- YOUR OBJECTIVE: Skip the pictures and repeat each line of the data exactly.

- PROVIDED MATERIAL:
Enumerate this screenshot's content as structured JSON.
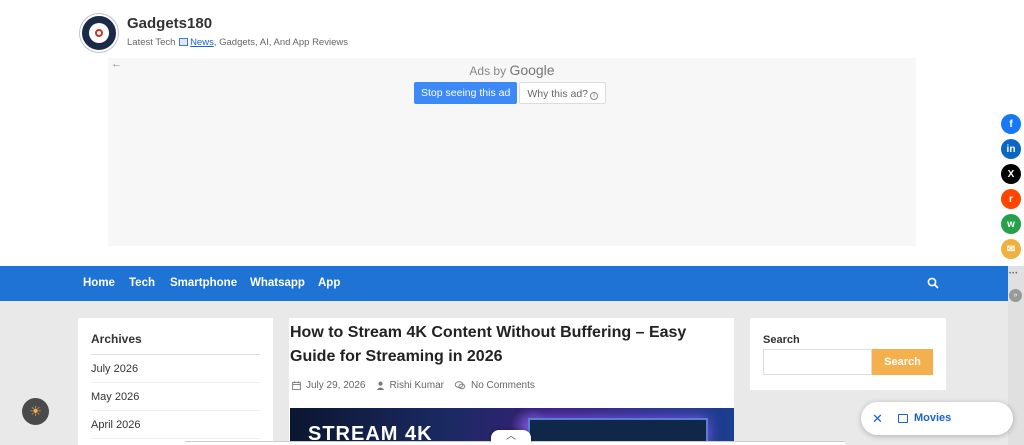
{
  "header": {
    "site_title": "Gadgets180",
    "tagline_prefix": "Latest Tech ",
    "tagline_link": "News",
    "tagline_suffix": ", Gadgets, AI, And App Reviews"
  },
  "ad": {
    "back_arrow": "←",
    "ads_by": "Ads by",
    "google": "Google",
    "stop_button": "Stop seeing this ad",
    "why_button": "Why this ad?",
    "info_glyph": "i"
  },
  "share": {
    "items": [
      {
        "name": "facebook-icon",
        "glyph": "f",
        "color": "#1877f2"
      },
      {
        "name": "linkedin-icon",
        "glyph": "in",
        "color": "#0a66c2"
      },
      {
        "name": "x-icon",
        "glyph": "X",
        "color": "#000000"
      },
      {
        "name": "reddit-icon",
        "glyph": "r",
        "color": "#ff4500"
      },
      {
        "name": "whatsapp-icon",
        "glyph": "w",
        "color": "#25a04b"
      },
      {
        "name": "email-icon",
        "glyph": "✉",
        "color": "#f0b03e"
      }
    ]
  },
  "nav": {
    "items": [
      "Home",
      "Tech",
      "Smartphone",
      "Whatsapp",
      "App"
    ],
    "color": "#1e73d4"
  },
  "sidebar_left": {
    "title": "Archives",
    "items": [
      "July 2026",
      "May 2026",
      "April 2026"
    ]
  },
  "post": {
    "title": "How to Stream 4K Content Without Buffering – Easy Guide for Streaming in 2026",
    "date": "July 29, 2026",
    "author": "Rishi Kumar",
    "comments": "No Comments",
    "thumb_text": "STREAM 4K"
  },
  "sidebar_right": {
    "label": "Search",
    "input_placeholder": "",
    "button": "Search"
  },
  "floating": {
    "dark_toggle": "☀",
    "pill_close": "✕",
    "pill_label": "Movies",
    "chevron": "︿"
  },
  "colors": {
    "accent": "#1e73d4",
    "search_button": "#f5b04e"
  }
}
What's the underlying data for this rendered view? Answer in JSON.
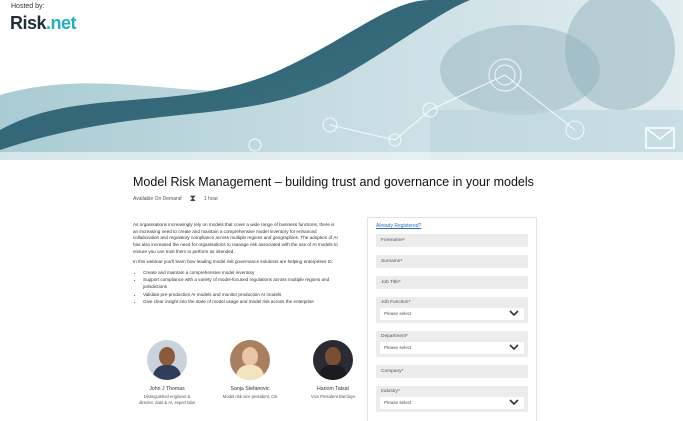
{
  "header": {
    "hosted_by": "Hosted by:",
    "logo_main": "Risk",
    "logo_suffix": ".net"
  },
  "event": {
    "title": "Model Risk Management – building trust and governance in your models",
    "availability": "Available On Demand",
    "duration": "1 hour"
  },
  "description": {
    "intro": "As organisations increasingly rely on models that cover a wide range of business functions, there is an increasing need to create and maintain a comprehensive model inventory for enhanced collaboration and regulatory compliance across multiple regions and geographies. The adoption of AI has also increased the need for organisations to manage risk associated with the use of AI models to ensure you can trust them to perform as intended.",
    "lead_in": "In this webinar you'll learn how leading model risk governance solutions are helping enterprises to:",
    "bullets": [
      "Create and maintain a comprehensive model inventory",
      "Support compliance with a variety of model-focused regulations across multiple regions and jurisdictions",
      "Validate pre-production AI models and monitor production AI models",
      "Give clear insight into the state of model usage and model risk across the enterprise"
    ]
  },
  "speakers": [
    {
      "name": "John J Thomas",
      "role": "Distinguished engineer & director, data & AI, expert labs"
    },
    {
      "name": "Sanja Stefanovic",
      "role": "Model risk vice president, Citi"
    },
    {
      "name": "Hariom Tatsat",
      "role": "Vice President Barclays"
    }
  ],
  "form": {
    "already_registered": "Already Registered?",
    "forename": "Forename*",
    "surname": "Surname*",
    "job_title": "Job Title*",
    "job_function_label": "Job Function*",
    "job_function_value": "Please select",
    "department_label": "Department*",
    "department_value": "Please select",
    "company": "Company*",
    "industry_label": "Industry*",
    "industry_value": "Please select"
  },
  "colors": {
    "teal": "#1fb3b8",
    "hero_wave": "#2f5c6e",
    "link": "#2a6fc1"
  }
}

- SOLUTION FOR THIS TASK:
Enumerate this screenshot's content as structured JSON.
{
  "header": {
    "site_title": "Gadgets180",
    "tagline_prefix": "Latest Tech ",
    "tagline_link": "News",
    "tagline_suffix": ", Gadgets, AI, And App Reviews"
  },
  "ad": {
    "back_arrow": "←",
    "ads_by": "Ads by",
    "google": "Google",
    "stop_button": "Stop seeing this ad",
    "why_button": "Why this ad?",
    "info_glyph": "i"
  },
  "share": {
    "items": [
      {
        "name": "facebook-icon",
        "glyph": "f",
        "color": "#1877f2"
      },
      {
        "name": "linkedin-icon",
        "glyph": "in",
        "color": "#0a66c2"
      },
      {
        "name": "x-icon",
        "glyph": "X",
        "color": "#000000"
      },
      {
        "name": "reddit-icon",
        "glyph": "r",
        "color": "#ff4500"
      },
      {
        "name": "whatsapp-icon",
        "glyph": "w",
        "color": "#25a04b"
      },
      {
        "name": "email-icon",
        "glyph": "✉",
        "color": "#f0b03e"
      }
    ]
  },
  "nav": {
    "items": [
      "Home",
      "Tech",
      "Smartphone",
      "Whatsapp",
      "App"
    ],
    "color": "#1e73d4"
  },
  "sidebar_left": {
    "title": "Archives",
    "items": [
      "July 2026",
      "May 2026",
      "April 2026"
    ]
  },
  "post": {
    "title": "How to Stream 4K Content Without Buffering – Easy Guide for Streaming in 2026",
    "date": "July 29, 2026",
    "author": "Rishi Kumar",
    "comments": "No Comments",
    "thumb_text": "STREAM 4K"
  },
  "sidebar_right": {
    "label": "Search",
    "input_placeholder": "",
    "button": "Search"
  },
  "floating": {
    "dark_toggle": "☀",
    "pill_close": "✕",
    "pill_label": "Movies",
    "chevron": "︿"
  },
  "colors": {
    "accent": "#1e73d4",
    "search_button": "#f5b04e"
  }
}
What's the underlying data for this rendered view? Answer in JSON.
{
  "header": {
    "hosted_by": "Hosted by:",
    "logo_main": "Risk",
    "logo_suffix": ".net"
  },
  "event": {
    "title": "Model Risk Management – building trust and governance in your models",
    "availability": "Available On Demand",
    "duration": "1 hour"
  },
  "description": {
    "intro": "As organisations increasingly rely on models that cover a wide range of business functions, there is an increasing need to create and maintain a comprehensive model inventory for enhanced collaboration and regulatory compliance across multiple regions and geographies. The adoption of AI has also increased the need for organisations to manage risk associated with the use of AI models to ensure you can trust them to perform as intended.",
    "lead_in": "In this webinar you'll learn how leading model risk governance solutions are helping enterprises to:",
    "bullets": [
      "Create and maintain a comprehensive model inventory",
      "Support compliance with a variety of model-focused regulations across multiple regions and jurisdictions",
      "Validate pre-production AI models and monitor production AI models",
      "Give clear insight into the state of model usage and model risk across the enterprise"
    ]
  },
  "speakers": [
    {
      "name": "John J Thomas",
      "role": "Distinguished engineer & director, data & AI, expert labs"
    },
    {
      "name": "Sanja Stefanovic",
      "role": "Model risk vice president, Citi"
    },
    {
      "name": "Hariom Tatsat",
      "role": "Vice President Barclays"
    }
  ],
  "form": {
    "already_registered": "Already Registered?",
    "forename": "Forename*",
    "surname": "Surname*",
    "job_title": "Job Title*",
    "job_function_label": "Job Function*",
    "job_function_value": "Please select",
    "department_label": "Department*",
    "department_value": "Please select",
    "company": "Company*",
    "industry_label": "Industry*",
    "industry_value": "Please select"
  },
  "colors": {
    "teal": "#1fb3b8",
    "hero_wave": "#2f5c6e",
    "link": "#2a6fc1"
  }
}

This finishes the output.